··· Supplied records

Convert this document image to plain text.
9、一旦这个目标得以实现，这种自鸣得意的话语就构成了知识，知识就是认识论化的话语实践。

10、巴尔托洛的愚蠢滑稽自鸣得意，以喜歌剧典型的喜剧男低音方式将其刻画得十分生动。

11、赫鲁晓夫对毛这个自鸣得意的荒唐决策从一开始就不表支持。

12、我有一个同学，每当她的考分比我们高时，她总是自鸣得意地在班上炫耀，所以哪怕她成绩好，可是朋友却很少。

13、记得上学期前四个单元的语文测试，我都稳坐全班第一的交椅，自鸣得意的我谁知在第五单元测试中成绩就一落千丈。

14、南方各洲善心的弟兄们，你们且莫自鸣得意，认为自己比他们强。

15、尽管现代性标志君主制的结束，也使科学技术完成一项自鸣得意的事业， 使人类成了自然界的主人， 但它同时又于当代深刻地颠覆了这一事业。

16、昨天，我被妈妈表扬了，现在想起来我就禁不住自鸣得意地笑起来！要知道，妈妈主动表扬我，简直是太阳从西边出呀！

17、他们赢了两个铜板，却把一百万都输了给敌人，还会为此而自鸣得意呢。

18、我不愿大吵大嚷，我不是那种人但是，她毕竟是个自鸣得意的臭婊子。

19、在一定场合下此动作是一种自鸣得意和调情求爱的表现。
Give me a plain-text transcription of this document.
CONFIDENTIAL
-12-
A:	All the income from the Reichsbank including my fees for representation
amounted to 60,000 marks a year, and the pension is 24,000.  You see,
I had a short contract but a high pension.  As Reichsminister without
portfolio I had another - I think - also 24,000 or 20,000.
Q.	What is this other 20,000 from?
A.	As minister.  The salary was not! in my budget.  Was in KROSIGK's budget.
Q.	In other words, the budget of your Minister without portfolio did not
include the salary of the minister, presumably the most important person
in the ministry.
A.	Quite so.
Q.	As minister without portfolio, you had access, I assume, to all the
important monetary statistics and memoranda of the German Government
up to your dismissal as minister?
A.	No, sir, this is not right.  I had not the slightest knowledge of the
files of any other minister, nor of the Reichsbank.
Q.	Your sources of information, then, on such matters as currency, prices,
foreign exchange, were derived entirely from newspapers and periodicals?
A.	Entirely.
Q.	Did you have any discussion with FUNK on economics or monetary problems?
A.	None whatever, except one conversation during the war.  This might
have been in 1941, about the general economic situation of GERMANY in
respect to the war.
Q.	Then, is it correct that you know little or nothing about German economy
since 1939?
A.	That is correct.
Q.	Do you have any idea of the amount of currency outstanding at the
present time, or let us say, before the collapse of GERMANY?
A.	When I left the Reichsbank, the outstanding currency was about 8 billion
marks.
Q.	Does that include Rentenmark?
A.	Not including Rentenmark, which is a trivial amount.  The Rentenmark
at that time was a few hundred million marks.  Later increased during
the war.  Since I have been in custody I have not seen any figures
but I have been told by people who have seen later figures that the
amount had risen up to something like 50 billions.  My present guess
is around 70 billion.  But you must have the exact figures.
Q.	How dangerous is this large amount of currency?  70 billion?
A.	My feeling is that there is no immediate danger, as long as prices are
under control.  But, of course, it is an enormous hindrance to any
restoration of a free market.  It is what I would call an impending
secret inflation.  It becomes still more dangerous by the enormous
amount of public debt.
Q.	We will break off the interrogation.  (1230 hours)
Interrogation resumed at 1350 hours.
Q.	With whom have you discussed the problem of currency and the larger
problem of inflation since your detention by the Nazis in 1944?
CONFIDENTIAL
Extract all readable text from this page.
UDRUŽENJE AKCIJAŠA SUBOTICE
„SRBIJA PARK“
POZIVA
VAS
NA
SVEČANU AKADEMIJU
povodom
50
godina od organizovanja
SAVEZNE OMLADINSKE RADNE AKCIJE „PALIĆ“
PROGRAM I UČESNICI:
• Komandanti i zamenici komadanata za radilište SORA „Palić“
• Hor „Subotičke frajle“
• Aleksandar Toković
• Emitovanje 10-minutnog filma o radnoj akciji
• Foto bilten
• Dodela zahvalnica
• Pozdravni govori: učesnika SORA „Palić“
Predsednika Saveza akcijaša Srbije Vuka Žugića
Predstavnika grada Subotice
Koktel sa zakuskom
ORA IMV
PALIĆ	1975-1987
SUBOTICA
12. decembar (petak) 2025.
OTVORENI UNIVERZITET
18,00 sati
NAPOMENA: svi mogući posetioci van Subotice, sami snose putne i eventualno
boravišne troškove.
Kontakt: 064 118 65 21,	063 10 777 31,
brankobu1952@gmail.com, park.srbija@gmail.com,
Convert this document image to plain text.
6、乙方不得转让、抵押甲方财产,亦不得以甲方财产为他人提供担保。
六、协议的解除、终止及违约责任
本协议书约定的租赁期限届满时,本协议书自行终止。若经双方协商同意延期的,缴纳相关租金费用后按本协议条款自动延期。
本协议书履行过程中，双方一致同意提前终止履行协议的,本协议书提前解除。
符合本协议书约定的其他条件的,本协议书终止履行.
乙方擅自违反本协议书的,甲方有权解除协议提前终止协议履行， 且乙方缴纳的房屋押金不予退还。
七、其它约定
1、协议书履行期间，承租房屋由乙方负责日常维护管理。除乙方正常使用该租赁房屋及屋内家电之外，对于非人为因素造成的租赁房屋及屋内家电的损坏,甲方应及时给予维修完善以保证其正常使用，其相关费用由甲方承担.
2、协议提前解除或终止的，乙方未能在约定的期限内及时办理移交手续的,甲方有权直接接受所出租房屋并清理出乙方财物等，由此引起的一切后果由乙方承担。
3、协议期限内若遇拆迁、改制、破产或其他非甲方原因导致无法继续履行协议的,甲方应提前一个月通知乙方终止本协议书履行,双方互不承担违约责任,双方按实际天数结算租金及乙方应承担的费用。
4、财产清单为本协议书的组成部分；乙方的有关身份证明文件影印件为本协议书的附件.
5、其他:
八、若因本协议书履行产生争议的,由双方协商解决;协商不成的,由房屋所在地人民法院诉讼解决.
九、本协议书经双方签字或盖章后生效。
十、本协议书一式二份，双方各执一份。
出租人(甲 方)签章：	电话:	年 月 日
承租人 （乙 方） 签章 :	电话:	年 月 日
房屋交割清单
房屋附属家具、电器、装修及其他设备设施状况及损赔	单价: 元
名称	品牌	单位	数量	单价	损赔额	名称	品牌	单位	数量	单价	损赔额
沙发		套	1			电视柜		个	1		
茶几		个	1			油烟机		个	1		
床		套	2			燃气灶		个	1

······

Written exercise
Exactly reproduce every line of the records.

Exercise output
Convert this document image to plain text.
9、一旦这个目标得以实现，这种自鸣得意的话语就构成了知识，知识就是认识论化的话语实践。

10、巴尔托洛的愚蠢滑稽自鸣得意，以喜歌剧典型的喜剧男低音方式将其刻画得十分生动。

11、赫鲁晓夫对毛这个自鸣得意的荒唐决策从一开始就不表支持。

12、我有一个同学，每当她的考分比我们高时，她总是自鸣得意地在班上炫耀，所以哪怕她成绩好，可是朋友却很少。

13、记得上学期前四个单元的语文测试，我都稳坐全班第一的交椅，自鸣得意的我谁知在第五单元测试中成绩就一落千丈。

14、南方各洲善心的弟兄们，你们且莫自鸣得意，认为自己比他们强。

15、尽管现代性标志君主制的结束，也使科学技术完成一项自鸣得意的事业， 使人类成了自然界的主人， 但它同时又于当代深刻地颠覆了这一事业。

16、昨天，我被妈妈表扬了，现在想起来我就禁不住自鸣得意地笑起来！要知道，妈妈主动表扬我，简直是太阳从西边出呀！

17、他们赢了两个铜板，却把一百万都输了给敌人，还会为此而自鸣得意呢。

18、我不愿大吵大嚷，我不是那种人但是，她毕竟是个自鸣得意的臭婊子。

19、在一定场合下此动作是一种自鸣得意和调情求爱的表现。
Give me a plain-text transcription of this document.
CONFIDENTIAL
-12-
A:	All the income from the Reichsbank including my fees for representation
amounted to 60,000 marks a year, and the pension is 24,000.  You see,
I had a short contract but a high pension.  As Reichsminister without
portfolio I had another - I think - also 24,000 or 20,000.
Q.	What is this other 20,000 from?
A.	As minister.  The salary was not! in my budget.  Was in KROSIGK's budget.
Q.	In other words, the budget of your Minister without portfolio did not
include the salary of the minister, presumably the most important person
in the ministry.
A.	Quite so.
Q.	As minister without portfolio, you had access, I assume, to all the
important monetary statistics and memoranda of the German Government
up to your dismissal as minister?
A.	No, sir, this is not right.  I had not the slightest knowledge of the
files of any other minister, nor of the Reichsbank.
Q.	Your sources of information, then, on such matters as currency, prices,
foreign exchange, were derived entirely from newspapers and periodicals?
A.	Entirely.
Q.	Did you have any discussion with FUNK on economics or monetary problems?
A.	None whatever, except one conversation during the war.  This might
have been in 1941, about the general economic situation of GERMANY in
respect to the war.
Q.	Then, is it correct that you know little or nothing about German economy
since 1939?
A.	That is correct.
Q.	Do you have any idea of the amount of currency outstanding at the
present time, or let us say, before the collapse of GERMANY?
A.	When I left the Reichsbank, the outstanding currency was about 8 billion
marks.
Q.	Does that include Rentenmark?
A.	Not including Rentenmark, which is a trivial amount.  The Rentenmark
at that time was a few hundred million marks.  Later increased during
the war.  Since I have been in custody I have not seen any figures
but I have been told by people who have seen later figures that the
amount had risen up to something like 50 billions.  My present guess
is around 70 billion.  But you must have the exact figures.
Q.	How dangerous is this large amount of currency?  70 billion?
A.	My feeling is that there is no immediate danger, as long as prices are
under control.  But, of course, it is an enormous hindrance to any
restoration of a free market.  It is what I would call an impending
secret inflation.  It becomes still more dangerous by the enormous
amount of public debt.
Q.	We will break off the interrogation.  (1230 hours)
Interrogation resumed at 1350 hours.
Q.	With whom have you discussed the problem of currency and the larger
problem of inflation since your detention by the Nazis in 1944?
CONFIDENTIAL
Extract all readable text from this page.
UDRUŽENJE AKCIJAŠA SUBOTICE
„SRBIJA PARK“
POZIVA
VAS
NA
SVEČANU AKADEMIJU
povodom
50
godina od organizovanja
SAVEZNE OMLADINSKE RADNE AKCIJE „PALIĆ“
PROGRAM I UČESNICI:
• Komandanti i zamenici komadanata za radilište SORA „Palić“
• Hor „Subotičke frajle“
• Aleksandar Toković
• Emitovanje 10-minutnog filma o radnoj akciji
• Foto bilten
• Dodela zahvalnica
• Pozdravni govori: učesnika SORA „Palić“
Predsednika Saveza akcijaša Srbije Vuka Žugića
Predstavnika grada Subotice
Koktel sa zakuskom
ORA IMV
PALIĆ	1975-1987
SUBOTICA
12. decembar (petak) 2025.
OTVORENI UNIVERZITET
18,00 sati
NAPOMENA: svi mogući posetioci van Subotice, sami snose putne i eventualno
boravišne troškove.
Kontakt: 064 118 65 21,	063 10 777 31,
brankobu1952@gmail.com, park.srbija@gmail.com,
Convert this document image to plain text.
6、乙方不得转让、抵押甲方财产,亦不得以甲方财产为他人提供担保。
六、协议的解除、终止及违约责任
本协议书约定的租赁期限届满时,本协议书自行终止。若经双方协商同意延期的,缴纳相关租金费用后按本协议条款自动延期。
本协议书履行过程中，双方一致同意提前终止履行协议的,本协议书提前解除。
符合本协议书约定的其他条件的,本协议书终止履行.
乙方擅自违反本协议书的,甲方有权解除协议提前终止协议履行， 且乙方缴纳的房屋押金不予退还。
七、其它约定
1、协议书履行期间，承租房屋由乙方负责日常维护管理。除乙方正常使用该租赁房屋及屋内家电之外，对于非人为因素造成的租赁房屋及屋内家电的损坏,甲方应及时给予维修完善以保证其正常使用，其相关费用由甲方承担.
2、协议提前解除或终止的，乙方未能在约定的期限内及时办理移交手续的,甲方有权直接接受所出租房屋并清理出乙方财物等，由此引起的一切后果由乙方承担。
3、协议期限内若遇拆迁、改制、破产或其他非甲方原因导致无法继续履行协议的,甲方应提前一个月通知乙方终止本协议书履行,双方互不承担违约责任,双方按实际天数结算租金及乙方应承担的费用。
4、财产清单为本协议书的组成部分；乙方的有关身份证明文件影印件为本协议书的附件.
5、其他:
八、若因本协议书履行产生争议的,由双方协商解决;协商不成的,由房屋所在地人民法院诉讼解决.
九、本协议书经双方签字或盖章后生效。
十、本协议书一式二份，双方各执一份。
出租人(甲 方)签章：	电话:	年 月 日
承租人 （乙 方） 签章 :	电话:	年 月 日
房屋交割清单
房屋附属家具、电器、装修及其他设备设施状况及损赔	单价: 元
名称	品牌	单位	数量	单价	损赔额	名称	品牌	单位	数量	单价	损赔额
沙发		套	1			电视柜		个	1		
茶几		个	1			油烟机		个	1		
床		套	2			燃气灶		个	1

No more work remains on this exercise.